═══ ENTRIES SHOWN ═══

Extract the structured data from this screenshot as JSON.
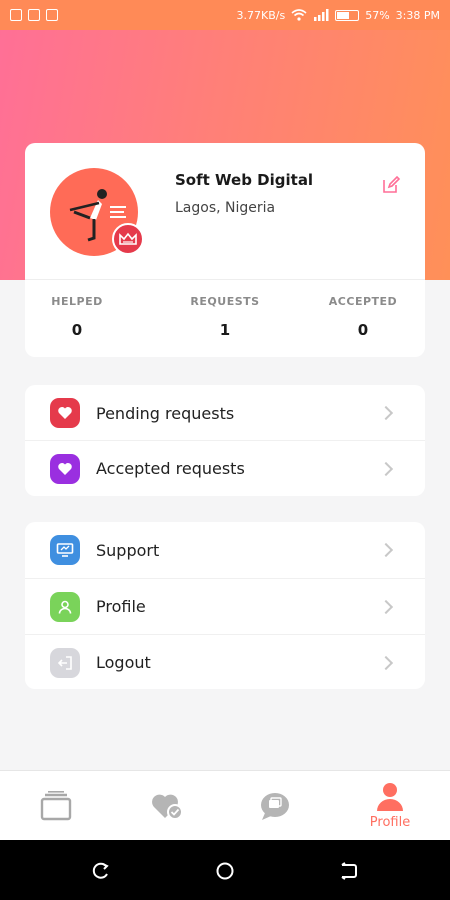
{
  "status_bar": {
    "speed": "3.77KB/s",
    "battery": "57%",
    "time": "3:38 PM"
  },
  "profile": {
    "name": "Soft Web Digital",
    "location": "Lagos, Nigeria"
  },
  "stats": [
    {
      "label": "HELPED",
      "value": "0"
    },
    {
      "label": "REQUESTS",
      "value": "1"
    },
    {
      "label": "ACCEPTED",
      "value": "0"
    }
  ],
  "requests_menu": [
    {
      "label": "Pending requests",
      "icon": "heart-icon",
      "color": "#e53a4b"
    },
    {
      "label": "Accepted requests",
      "icon": "heart-icon",
      "color": "#9a2fe0"
    }
  ],
  "account_menu": [
    {
      "label": "Support",
      "icon": "monitor-icon",
      "color": "#3f8fe0"
    },
    {
      "label": "Profile",
      "icon": "user-icon",
      "color": "#7ad35a"
    },
    {
      "label": "Logout",
      "icon": "logout-icon",
      "color": "#d7d7dc"
    }
  ],
  "bottom_nav": {
    "active_label": "Profile",
    "active_color": "#ff6f61",
    "items": [
      "cards-icon",
      "heart-check-icon",
      "chat-icon",
      "user-icon"
    ]
  }
}
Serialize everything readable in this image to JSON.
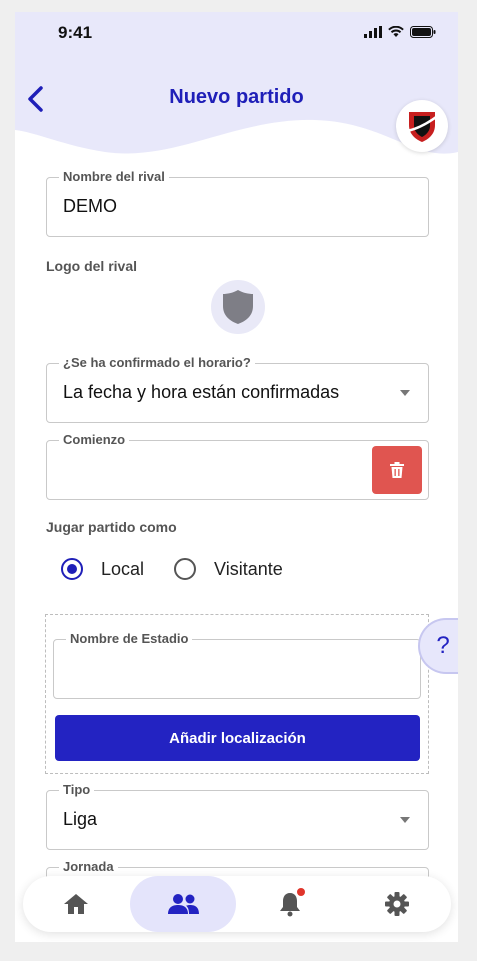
{
  "status_bar": {
    "time": "9:41"
  },
  "header": {
    "title": "Nuevo partido",
    "back_icon": "chevron-left-icon",
    "club_logo": "club-shield-logo"
  },
  "form": {
    "rival_name": {
      "label": "Nombre del rival",
      "value": "DEMO"
    },
    "rival_logo": {
      "label": "Logo del rival",
      "icon": "shield-icon"
    },
    "schedule_confirmed": {
      "label": "¿Se ha confirmado el horario?",
      "value": "La fecha y hora están confirmadas"
    },
    "start": {
      "label": "Comienzo",
      "value": ""
    },
    "play_as": {
      "label": "Jugar partido como",
      "options": [
        {
          "label": "Local",
          "checked": true
        },
        {
          "label": "Visitante",
          "checked": false
        }
      ]
    },
    "stadium": {
      "label": "Nombre de Estadio",
      "value": ""
    },
    "add_location_label": "Añadir localización",
    "type": {
      "label": "Tipo",
      "value": "Liga"
    },
    "matchday": {
      "label": "Jornada"
    }
  },
  "help_label": "?",
  "colors": {
    "accent": "#2323c2",
    "title": "#1f1fb8",
    "danger": "#e05550",
    "header_bg": "#e8e8fa"
  },
  "bottom_nav": [
    "home-icon",
    "team-icon",
    "bell-icon",
    "gear-icon"
  ]
}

═══

▶ [WORK INSTRUCTIONS]
Copy out the listing exactly as it stands, but not the pictures.

▶ [EXPECTED ANSWER]
Extract the structured data from this screenshot as JSON.
{
  "status_bar": {
    "speed": "3.77KB/s",
    "battery": "57%",
    "time": "3:38 PM"
  },
  "profile": {
    "name": "Soft Web Digital",
    "location": "Lagos, Nigeria"
  },
  "stats": [
    {
      "label": "HELPED",
      "value": "0"
    },
    {
      "label": "REQUESTS",
      "value": "1"
    },
    {
      "label": "ACCEPTED",
      "value": "0"
    }
  ],
  "requests_menu": [
    {
      "label": "Pending requests",
      "icon": "heart-icon",
      "color": "#e53a4b"
    },
    {
      "label": "Accepted requests",
      "icon": "heart-icon",
      "color": "#9a2fe0"
    }
  ],
  "account_menu": [
    {
      "label": "Support",
      "icon": "monitor-icon",
      "color": "#3f8fe0"
    },
    {
      "label": "Profile",
      "icon": "user-icon",
      "color": "#7ad35a"
    },
    {
      "label": "Logout",
      "icon": "logout-icon",
      "color": "#d7d7dc"
    }
  ],
  "bottom_nav": {
    "active_label": "Profile",
    "active_color": "#ff6f61",
    "items": [
      "cards-icon",
      "heart-check-icon",
      "chat-icon",
      "user-icon"
    ]
  }
}
Serialize everything readable in this image to JSON.
{
  "status_bar": {
    "time": "9:41"
  },
  "header": {
    "title": "Nuevo partido",
    "back_icon": "chevron-left-icon",
    "club_logo": "club-shield-logo"
  },
  "form": {
    "rival_name": {
      "label": "Nombre del rival",
      "value": "DEMO"
    },
    "rival_logo": {
      "label": "Logo del rival",
      "icon": "shield-icon"
    },
    "schedule_confirmed": {
      "label": "¿Se ha confirmado el horario?",
      "value": "La fecha y hora están confirmadas"
    },
    "start": {
      "label": "Comienzo",
      "value": ""
    },
    "play_as": {
      "label": "Jugar partido como",
      "options": [
        {
          "label": "Local",
          "checked": true
        },
        {
          "label": "Visitante",
          "checked": false
        }
      ]
    },
    "stadium": {
      "label": "Nombre de Estadio",
      "value": ""
    },
    "add_location_label": "Añadir localización",
    "type": {
      "label": "Tipo",
      "value": "Liga"
    },
    "matchday": {
      "label": "Jornada"
    }
  },
  "help_label": "?",
  "colors": {
    "accent": "#2323c2",
    "title": "#1f1fb8",
    "danger": "#e05550",
    "header_bg": "#e8e8fa"
  },
  "bottom_nav": [
    "home-icon",
    "team-icon",
    "bell-icon",
    "gear-icon"
  ]
}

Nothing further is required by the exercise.